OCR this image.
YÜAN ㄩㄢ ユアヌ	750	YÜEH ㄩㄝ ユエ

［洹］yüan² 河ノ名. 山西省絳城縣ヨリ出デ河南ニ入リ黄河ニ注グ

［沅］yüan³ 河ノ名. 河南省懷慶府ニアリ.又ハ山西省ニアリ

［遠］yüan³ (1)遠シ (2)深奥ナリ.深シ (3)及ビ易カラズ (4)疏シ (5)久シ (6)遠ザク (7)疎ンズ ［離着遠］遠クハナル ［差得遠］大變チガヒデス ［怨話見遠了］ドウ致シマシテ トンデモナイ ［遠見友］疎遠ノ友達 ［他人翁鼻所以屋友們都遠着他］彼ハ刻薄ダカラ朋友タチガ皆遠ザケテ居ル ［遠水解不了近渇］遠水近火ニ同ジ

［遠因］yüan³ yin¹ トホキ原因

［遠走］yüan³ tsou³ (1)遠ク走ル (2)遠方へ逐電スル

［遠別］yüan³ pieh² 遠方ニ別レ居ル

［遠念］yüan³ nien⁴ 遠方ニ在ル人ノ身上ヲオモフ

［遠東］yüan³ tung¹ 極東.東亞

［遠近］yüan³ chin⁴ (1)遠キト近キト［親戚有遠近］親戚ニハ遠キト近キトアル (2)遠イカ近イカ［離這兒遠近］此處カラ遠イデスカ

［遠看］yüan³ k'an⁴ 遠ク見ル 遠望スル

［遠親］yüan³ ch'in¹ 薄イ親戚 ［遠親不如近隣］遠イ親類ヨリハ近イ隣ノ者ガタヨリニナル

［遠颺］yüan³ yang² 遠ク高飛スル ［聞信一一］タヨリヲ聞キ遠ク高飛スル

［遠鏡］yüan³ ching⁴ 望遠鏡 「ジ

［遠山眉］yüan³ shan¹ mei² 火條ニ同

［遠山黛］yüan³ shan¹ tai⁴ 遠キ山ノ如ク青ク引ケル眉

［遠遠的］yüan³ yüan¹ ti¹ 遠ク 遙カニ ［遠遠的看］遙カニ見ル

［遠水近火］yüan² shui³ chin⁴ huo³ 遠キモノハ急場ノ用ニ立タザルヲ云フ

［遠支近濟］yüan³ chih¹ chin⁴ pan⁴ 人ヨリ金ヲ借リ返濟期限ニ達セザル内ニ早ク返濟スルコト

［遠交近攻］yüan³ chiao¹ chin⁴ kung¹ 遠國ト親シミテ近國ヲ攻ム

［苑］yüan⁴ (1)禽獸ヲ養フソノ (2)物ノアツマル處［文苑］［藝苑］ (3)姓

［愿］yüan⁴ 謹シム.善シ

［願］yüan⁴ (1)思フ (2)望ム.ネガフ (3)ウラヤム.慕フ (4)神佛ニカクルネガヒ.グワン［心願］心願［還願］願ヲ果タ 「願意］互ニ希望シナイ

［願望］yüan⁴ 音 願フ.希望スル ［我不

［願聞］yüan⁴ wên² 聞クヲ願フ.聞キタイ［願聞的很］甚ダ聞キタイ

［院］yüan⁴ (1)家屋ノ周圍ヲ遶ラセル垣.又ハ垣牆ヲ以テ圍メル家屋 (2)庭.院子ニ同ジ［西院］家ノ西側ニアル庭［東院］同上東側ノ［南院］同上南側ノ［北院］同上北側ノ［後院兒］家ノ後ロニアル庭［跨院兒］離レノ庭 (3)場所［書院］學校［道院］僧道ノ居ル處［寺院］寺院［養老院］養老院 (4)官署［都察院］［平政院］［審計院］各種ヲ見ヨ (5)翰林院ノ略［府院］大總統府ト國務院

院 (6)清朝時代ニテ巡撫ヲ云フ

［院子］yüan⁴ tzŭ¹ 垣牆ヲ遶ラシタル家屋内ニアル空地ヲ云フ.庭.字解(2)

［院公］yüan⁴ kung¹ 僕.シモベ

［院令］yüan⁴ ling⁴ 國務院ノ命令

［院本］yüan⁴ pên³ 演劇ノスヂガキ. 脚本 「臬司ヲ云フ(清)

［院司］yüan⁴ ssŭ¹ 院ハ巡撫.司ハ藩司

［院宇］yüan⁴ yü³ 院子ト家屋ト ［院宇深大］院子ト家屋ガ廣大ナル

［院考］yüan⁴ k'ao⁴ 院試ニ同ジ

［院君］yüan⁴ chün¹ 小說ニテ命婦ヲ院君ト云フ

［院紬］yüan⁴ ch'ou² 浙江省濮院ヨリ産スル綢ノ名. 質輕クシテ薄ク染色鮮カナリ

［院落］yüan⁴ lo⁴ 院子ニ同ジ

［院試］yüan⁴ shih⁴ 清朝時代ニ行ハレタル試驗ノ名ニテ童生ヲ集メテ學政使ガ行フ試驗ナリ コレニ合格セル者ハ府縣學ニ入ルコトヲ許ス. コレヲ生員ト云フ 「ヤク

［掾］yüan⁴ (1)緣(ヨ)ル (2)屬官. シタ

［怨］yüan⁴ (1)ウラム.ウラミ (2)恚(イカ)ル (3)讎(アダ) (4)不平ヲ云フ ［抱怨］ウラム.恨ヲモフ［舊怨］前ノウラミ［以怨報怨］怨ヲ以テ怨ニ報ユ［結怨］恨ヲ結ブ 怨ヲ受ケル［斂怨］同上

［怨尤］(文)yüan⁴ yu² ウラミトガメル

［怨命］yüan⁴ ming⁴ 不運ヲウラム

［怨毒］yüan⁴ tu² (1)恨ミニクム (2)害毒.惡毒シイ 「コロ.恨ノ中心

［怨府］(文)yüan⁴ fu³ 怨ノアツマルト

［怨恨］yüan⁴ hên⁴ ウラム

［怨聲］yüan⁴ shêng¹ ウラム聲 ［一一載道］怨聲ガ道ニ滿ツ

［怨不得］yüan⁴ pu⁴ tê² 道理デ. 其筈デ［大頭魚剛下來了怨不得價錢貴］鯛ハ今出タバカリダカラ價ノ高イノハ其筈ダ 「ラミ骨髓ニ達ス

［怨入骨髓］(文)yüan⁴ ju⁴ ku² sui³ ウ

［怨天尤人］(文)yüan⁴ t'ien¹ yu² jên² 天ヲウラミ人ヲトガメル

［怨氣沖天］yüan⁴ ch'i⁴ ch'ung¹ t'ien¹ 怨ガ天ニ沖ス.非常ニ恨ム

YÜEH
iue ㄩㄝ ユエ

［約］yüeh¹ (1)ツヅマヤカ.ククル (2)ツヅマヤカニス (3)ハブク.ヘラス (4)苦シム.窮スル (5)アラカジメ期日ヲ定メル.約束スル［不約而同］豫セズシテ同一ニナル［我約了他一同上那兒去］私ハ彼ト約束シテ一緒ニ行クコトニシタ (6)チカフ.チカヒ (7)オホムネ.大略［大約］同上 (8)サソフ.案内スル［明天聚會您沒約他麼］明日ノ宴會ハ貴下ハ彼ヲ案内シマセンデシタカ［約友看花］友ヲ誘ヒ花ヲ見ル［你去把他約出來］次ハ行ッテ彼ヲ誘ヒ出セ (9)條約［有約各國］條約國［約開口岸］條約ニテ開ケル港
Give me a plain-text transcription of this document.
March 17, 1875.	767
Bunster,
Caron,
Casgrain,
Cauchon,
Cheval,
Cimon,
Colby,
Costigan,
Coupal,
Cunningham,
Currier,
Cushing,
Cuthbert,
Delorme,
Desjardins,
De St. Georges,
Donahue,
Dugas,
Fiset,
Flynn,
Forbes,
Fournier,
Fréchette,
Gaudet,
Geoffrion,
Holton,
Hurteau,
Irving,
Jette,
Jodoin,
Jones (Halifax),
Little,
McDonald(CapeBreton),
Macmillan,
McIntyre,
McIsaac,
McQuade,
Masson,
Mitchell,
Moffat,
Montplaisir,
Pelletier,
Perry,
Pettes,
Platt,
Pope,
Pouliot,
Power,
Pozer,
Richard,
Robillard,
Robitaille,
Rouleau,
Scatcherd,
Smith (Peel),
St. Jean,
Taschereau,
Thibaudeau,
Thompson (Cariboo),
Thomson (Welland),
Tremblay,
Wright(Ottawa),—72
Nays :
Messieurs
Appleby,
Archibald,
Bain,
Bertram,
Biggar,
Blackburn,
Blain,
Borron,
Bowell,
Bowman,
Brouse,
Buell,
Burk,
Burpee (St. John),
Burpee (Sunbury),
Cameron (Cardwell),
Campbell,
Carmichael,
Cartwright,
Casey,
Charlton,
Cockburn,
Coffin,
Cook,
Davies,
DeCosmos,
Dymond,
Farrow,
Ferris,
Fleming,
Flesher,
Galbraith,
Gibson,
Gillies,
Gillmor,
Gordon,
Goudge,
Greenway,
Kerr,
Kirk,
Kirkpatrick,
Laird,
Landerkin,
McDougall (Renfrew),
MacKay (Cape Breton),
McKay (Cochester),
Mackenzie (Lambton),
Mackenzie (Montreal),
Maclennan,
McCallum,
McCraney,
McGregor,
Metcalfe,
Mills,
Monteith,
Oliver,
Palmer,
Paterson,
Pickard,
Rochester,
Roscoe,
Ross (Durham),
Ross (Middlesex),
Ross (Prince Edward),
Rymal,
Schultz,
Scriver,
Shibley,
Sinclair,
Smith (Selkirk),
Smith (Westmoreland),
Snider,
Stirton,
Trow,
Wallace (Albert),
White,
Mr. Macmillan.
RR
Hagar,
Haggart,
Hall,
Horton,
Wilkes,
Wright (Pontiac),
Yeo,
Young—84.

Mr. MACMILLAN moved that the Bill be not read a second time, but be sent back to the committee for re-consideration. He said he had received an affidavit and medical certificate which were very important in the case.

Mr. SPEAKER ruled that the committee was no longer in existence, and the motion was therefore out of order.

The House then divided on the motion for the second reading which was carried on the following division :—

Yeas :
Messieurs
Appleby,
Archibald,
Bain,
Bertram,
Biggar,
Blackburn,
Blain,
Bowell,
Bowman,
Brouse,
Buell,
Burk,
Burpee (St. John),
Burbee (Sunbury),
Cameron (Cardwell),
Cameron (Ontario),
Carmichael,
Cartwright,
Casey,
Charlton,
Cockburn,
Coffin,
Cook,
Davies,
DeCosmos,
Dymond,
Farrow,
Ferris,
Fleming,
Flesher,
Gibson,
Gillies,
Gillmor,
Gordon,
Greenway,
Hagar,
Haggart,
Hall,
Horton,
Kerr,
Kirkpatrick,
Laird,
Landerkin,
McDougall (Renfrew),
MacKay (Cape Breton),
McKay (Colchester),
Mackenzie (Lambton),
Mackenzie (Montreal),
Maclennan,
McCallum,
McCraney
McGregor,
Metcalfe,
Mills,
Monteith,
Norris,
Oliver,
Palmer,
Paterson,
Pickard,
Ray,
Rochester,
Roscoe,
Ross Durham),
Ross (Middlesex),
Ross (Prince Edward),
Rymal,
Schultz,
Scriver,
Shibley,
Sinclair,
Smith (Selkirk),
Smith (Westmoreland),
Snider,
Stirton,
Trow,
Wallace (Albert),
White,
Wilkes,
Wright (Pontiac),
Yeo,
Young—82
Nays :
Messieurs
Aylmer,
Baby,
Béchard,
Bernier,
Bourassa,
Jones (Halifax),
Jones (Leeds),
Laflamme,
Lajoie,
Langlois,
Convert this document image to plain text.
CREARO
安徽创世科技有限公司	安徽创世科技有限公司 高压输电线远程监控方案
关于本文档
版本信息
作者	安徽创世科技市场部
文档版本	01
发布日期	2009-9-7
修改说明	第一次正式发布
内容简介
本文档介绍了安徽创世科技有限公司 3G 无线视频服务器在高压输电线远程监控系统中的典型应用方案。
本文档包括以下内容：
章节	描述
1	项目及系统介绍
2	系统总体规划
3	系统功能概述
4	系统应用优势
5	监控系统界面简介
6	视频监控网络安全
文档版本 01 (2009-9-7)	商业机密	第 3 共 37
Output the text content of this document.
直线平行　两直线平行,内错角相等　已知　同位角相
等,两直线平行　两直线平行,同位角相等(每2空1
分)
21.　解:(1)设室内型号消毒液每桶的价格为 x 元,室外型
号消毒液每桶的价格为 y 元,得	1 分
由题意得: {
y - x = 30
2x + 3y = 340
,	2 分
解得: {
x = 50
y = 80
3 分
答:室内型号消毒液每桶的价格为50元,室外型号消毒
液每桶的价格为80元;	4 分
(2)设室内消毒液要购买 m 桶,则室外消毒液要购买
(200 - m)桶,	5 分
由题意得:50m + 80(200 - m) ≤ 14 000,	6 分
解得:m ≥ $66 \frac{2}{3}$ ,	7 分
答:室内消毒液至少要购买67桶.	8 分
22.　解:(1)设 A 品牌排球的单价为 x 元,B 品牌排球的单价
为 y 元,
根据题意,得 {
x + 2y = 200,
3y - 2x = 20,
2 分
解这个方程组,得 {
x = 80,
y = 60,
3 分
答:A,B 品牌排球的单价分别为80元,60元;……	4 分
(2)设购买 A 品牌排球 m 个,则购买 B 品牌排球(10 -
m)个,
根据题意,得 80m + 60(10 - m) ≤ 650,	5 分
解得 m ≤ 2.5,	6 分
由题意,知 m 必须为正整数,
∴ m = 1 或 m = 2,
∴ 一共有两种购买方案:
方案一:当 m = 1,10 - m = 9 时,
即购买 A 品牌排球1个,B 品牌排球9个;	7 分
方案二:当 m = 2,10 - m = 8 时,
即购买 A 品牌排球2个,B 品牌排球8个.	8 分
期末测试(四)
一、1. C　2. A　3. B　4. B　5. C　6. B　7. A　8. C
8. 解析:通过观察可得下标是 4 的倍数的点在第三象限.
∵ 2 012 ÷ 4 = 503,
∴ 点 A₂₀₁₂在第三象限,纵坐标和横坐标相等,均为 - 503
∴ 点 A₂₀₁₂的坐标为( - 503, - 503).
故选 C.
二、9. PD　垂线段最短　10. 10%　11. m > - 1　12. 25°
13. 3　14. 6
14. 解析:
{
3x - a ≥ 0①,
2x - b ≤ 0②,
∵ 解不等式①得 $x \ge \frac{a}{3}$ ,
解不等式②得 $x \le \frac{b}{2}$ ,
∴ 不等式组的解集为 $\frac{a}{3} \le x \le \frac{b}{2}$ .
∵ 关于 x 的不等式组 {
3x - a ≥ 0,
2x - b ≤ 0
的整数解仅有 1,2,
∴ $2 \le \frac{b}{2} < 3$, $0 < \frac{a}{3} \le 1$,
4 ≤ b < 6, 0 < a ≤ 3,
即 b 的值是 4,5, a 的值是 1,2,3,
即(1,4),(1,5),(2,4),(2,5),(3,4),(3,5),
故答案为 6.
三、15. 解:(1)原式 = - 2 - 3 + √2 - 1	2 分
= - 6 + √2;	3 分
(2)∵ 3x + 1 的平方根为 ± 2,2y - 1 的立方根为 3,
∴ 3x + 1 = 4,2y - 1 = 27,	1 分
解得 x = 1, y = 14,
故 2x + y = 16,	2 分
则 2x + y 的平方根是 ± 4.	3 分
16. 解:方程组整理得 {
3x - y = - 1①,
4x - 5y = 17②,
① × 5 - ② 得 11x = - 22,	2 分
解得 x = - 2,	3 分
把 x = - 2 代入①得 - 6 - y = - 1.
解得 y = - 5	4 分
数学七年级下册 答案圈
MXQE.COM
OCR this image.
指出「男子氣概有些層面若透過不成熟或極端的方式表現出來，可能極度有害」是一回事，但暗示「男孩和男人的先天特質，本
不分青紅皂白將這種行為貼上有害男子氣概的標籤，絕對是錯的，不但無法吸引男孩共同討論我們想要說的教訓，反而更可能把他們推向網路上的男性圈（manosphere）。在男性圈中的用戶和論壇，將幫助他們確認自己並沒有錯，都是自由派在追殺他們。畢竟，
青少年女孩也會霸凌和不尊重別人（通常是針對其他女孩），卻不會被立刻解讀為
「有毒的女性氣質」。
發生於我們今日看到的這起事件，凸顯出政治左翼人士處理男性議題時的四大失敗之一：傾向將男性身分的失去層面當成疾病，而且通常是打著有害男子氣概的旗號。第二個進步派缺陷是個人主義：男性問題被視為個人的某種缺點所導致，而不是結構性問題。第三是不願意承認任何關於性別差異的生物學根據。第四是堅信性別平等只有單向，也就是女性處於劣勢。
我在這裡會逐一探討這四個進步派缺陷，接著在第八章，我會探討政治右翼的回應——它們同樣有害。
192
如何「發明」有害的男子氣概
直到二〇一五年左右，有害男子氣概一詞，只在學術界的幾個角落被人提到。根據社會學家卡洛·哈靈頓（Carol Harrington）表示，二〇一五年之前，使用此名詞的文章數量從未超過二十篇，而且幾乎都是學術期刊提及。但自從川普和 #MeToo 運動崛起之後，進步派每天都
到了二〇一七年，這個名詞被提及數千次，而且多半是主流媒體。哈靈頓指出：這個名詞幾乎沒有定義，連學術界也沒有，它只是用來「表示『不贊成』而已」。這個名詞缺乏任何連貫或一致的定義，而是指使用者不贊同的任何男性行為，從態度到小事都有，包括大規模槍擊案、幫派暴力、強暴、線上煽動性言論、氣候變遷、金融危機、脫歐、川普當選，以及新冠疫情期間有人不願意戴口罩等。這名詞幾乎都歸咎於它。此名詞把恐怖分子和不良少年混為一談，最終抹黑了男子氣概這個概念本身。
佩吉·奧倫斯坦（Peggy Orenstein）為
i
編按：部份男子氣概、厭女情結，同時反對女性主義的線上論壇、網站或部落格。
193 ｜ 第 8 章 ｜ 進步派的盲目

· · · ·

#### [What the exercise asks]
Respond with nothing but the number of lines in the entries that contain the string "ien¹".

#### [Exercise answer]
2